▶ WORK INSTRUCTIONS
Exclude all pictures, then copy each of the records exactly as written.

▶ INPUT ROWS

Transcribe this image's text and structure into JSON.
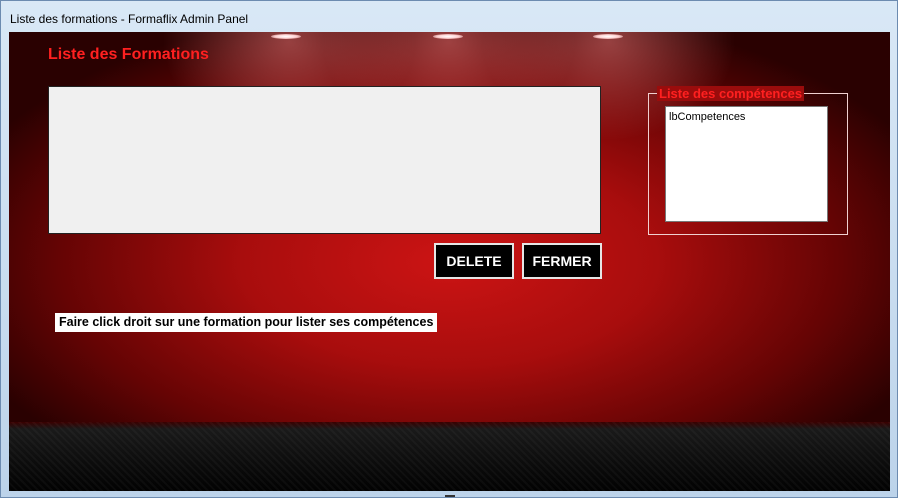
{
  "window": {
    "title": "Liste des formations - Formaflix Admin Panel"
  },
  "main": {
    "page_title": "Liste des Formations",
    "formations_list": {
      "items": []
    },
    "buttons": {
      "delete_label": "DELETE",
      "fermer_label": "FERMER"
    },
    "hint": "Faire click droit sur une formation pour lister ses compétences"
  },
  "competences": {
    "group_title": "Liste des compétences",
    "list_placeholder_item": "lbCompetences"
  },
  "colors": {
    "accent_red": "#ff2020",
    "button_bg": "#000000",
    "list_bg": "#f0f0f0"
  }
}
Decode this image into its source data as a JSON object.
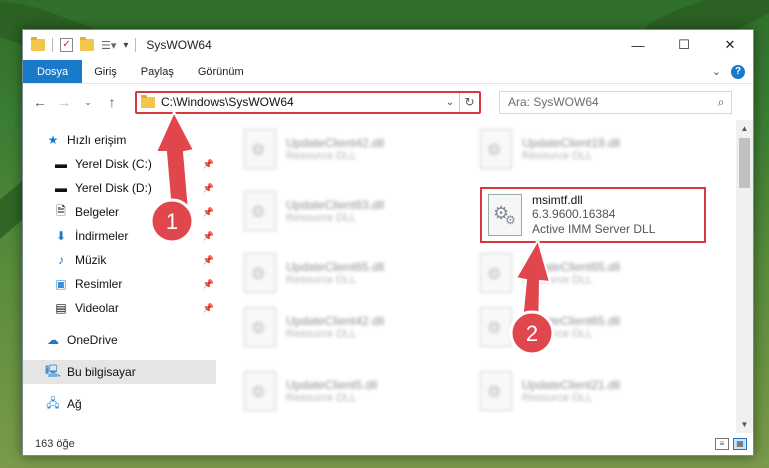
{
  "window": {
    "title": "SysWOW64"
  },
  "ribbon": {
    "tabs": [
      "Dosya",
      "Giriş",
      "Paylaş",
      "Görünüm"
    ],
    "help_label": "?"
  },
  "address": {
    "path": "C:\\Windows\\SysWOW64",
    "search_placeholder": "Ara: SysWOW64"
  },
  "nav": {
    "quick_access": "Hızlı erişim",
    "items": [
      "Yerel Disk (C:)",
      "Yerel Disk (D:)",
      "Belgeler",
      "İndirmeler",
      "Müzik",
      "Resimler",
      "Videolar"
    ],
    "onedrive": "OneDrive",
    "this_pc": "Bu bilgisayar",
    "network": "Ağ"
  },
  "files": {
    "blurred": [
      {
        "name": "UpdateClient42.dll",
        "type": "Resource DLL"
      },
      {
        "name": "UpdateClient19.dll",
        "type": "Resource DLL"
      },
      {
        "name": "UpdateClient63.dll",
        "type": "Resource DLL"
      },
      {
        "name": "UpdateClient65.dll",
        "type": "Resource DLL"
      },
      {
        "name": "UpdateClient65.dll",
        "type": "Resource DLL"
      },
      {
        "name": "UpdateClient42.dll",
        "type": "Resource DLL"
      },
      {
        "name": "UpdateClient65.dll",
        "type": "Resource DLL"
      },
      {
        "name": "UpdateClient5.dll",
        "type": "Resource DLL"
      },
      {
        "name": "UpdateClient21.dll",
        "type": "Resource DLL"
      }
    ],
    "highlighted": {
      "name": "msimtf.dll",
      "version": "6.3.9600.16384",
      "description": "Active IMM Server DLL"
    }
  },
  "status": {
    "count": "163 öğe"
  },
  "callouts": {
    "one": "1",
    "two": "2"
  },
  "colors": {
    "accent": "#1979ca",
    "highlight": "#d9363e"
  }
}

▶ EXERCISE SOLUTION
Transcribe this image's text and structure into JSON.
{
  "window": {
    "title": "Liste des formations - Formaflix Admin Panel"
  },
  "main": {
    "page_title": "Liste des Formations",
    "formations_list": {
      "items": []
    },
    "buttons": {
      "delete_label": "DELETE",
      "fermer_label": "FERMER"
    },
    "hint": "Faire click droit sur une formation pour lister ses compétences"
  },
  "competences": {
    "group_title": "Liste des compétences",
    "list_placeholder_item": "lbCompetences"
  },
  "colors": {
    "accent_red": "#ff2020",
    "button_bg": "#000000",
    "list_bg": "#f0f0f0"
  }
}
Decode this image into its source data as a JSON object.
{
  "window": {
    "title": "SysWOW64"
  },
  "ribbon": {
    "tabs": [
      "Dosya",
      "Giriş",
      "Paylaş",
      "Görünüm"
    ],
    "help_label": "?"
  },
  "address": {
    "path": "C:\\Windows\\SysWOW64",
    "search_placeholder": "Ara: SysWOW64"
  },
  "nav": {
    "quick_access": "Hızlı erişim",
    "items": [
      "Yerel Disk (C:)",
      "Yerel Disk (D:)",
      "Belgeler",
      "İndirmeler",
      "Müzik",
      "Resimler",
      "Videolar"
    ],
    "onedrive": "OneDrive",
    "this_pc": "Bu bilgisayar",
    "network": "Ağ"
  },
  "files": {
    "blurred": [
      {
        "name": "UpdateClient42.dll",
        "type": "Resource DLL"
      },
      {
        "name": "UpdateClient19.dll",
        "type": "Resource DLL"
      },
      {
        "name": "UpdateClient63.dll",
        "type": "Resource DLL"
      },
      {
        "name": "UpdateClient65.dll",
        "type": "Resource DLL"
      },
      {
        "name": "UpdateClient65.dll",
        "type": "Resource DLL"
      },
      {
        "name": "UpdateClient42.dll",
        "type": "Resource DLL"
      },
      {
        "name": "UpdateClient65.dll",
        "type": "Resource DLL"
      },
      {
        "name": "UpdateClient5.dll",
        "type": "Resource DLL"
      },
      {
        "name": "UpdateClient21.dll",
        "type": "Resource DLL"
      }
    ],
    "highlighted": {
      "name": "msimtf.dll",
      "version": "6.3.9600.16384",
      "description": "Active IMM Server DLL"
    }
  },
  "status": {
    "count": "163 öğe"
  },
  "callouts": {
    "one": "1",
    "two": "2"
  },
  "colors": {
    "accent": "#1979ca",
    "highlight": "#d9363e"
  }
}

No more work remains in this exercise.